Check your understanding
- a) In the concluding remarks on the cGAS–STING pathway, what does cytosolic RNA not do?
- b) Write a continuation of the concluding remarks on the cGAS–STING pathway, starting after their last sentence.
START Text block
Concluding remarks and future directions
Although it is clear that cGAS is essential in cytosolic recognition of DNA viruses, its role in restricting RNA virus infection is still inconclusive. On the other hand, it is now apparent that STING is required for host responses against both DNA and RNA viruses. Studies of mechanisms employed by STING to restrict RNA virus infection have only just begun. The study which unraveled STING’s function in protein translation inhibition has shed light on our understanding of how the cGAS–STING pathway functions in RNA virus restriction [11]. However, the underlying mechanisms still need to be further elucidated. Several outstanding questions remain: How does RIG-I/MDA5 transduce a signal to STING after sensing viral RNA? Are there any other cofactors involved in this process? It is known that STING activation requires binding of CDNs. However, cytosolic RNA does not activate cGAS to generate cGAMP, and STING does not undergo any posttranslational modifications or trafficking during RNA virus infection. This begs the question as to how STING is activated to initiate translation inhibition. Furthermore, what is the strategy that STING uses to inhibit translation if it is eIF2α-independent? Answers to these questions and others will further expand our understanding of how the cGAS–STING pathway deploys immune defenses to detect and eliminate viral infection and how viruses evade or inhibit activation of this pathway. Lessons learned from this will greatly facilitate the development of new vaccines and antivirals for the prevention and treatment of infectious diseases.
END Text block
START Dataset excerpts
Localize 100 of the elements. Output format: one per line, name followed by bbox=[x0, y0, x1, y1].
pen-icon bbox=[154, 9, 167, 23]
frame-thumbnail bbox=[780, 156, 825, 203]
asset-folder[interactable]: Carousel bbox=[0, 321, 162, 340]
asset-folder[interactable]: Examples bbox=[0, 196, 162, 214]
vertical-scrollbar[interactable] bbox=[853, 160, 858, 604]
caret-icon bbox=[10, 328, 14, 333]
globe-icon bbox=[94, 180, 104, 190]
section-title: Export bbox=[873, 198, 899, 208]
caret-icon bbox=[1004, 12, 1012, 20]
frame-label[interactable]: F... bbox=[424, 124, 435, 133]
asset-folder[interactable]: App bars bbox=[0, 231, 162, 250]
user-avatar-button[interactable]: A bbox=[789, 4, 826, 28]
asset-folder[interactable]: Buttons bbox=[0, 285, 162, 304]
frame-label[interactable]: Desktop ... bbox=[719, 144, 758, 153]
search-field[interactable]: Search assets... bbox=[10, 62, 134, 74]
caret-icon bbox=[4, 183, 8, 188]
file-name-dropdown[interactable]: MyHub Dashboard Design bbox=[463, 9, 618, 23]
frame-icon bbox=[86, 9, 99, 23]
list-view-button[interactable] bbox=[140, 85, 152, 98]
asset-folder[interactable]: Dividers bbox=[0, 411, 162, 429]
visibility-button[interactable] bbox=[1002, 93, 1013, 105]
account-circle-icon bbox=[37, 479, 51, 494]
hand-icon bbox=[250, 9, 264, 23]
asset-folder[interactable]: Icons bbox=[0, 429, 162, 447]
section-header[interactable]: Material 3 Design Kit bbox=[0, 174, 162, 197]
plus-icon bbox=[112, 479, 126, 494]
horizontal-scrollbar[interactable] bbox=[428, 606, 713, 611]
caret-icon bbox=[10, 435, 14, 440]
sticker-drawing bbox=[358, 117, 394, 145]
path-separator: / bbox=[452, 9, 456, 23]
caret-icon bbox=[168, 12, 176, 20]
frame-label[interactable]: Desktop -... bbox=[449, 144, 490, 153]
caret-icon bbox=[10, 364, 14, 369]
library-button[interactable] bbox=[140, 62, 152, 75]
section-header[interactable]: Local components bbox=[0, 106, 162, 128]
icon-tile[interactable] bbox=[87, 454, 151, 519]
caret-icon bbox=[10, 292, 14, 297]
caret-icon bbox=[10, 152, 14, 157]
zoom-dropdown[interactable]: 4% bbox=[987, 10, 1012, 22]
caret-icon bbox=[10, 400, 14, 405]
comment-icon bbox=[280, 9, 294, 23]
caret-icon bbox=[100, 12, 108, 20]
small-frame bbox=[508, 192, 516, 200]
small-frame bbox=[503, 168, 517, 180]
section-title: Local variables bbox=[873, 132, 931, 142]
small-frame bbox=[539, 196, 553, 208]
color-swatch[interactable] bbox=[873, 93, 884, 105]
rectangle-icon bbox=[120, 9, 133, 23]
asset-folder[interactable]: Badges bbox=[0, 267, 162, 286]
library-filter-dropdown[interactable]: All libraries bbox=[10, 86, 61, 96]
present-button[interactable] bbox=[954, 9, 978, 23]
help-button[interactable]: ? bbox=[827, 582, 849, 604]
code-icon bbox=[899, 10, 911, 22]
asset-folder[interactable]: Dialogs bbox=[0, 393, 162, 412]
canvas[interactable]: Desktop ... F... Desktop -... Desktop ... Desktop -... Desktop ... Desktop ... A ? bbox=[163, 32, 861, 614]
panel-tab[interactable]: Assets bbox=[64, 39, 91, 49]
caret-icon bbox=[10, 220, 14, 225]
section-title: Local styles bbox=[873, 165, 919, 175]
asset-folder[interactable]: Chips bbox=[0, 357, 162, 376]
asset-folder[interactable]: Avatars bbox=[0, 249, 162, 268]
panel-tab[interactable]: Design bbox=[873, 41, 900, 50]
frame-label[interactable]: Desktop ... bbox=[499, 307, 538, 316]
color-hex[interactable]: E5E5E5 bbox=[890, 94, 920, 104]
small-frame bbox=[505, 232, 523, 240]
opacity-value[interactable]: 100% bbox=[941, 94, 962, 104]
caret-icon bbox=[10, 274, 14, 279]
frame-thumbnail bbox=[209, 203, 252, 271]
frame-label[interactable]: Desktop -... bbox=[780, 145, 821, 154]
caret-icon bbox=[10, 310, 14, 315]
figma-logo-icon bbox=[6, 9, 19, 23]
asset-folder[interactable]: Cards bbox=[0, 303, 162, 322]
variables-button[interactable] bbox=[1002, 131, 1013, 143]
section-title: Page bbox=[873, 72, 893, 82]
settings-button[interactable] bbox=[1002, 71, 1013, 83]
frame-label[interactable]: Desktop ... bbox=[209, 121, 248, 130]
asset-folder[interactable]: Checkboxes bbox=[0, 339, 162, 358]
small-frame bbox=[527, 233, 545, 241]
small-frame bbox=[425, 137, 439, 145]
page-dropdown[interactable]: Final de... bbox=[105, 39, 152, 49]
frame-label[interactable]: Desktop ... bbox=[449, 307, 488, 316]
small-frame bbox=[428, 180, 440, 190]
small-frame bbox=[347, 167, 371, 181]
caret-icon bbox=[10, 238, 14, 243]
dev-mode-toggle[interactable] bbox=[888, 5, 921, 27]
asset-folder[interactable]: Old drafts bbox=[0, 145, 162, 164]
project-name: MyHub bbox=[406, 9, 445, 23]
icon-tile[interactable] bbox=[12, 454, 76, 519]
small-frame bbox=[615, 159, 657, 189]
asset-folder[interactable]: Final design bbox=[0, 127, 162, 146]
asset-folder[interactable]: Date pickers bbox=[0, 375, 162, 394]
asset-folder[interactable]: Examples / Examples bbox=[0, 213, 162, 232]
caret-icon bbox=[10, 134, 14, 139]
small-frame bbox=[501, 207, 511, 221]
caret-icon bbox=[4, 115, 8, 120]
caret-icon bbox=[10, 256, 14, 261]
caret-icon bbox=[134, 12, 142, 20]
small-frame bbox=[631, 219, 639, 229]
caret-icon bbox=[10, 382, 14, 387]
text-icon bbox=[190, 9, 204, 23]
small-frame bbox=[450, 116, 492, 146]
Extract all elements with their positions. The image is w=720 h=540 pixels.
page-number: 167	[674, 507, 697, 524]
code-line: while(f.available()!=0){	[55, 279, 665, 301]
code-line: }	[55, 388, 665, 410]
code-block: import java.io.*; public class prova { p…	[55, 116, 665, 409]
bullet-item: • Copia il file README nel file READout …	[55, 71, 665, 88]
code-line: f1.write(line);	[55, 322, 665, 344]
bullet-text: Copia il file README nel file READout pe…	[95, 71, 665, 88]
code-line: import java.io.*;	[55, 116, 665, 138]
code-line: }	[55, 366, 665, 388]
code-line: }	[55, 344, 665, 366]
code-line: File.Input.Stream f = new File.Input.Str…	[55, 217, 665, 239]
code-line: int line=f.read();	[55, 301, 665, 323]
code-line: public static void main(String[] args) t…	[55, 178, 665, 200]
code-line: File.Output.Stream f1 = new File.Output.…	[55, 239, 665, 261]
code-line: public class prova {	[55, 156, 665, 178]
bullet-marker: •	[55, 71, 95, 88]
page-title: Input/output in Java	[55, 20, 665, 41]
END Dataset excerpts
Answers to the exercises
- a) It does not activate cGAS to generate cGAMP.

- b)
Acknowledgments
We apologize to those whose work was not referenced due to the strict restriction on the number of citations.
Funding Statement
This work was supported by National Institutes of Health grants DE028211, CA228172, CA096500, and CA019014 to BD. The funders had no role in study design, data collection and analysis, decision to publish, or preparation of the manuscript.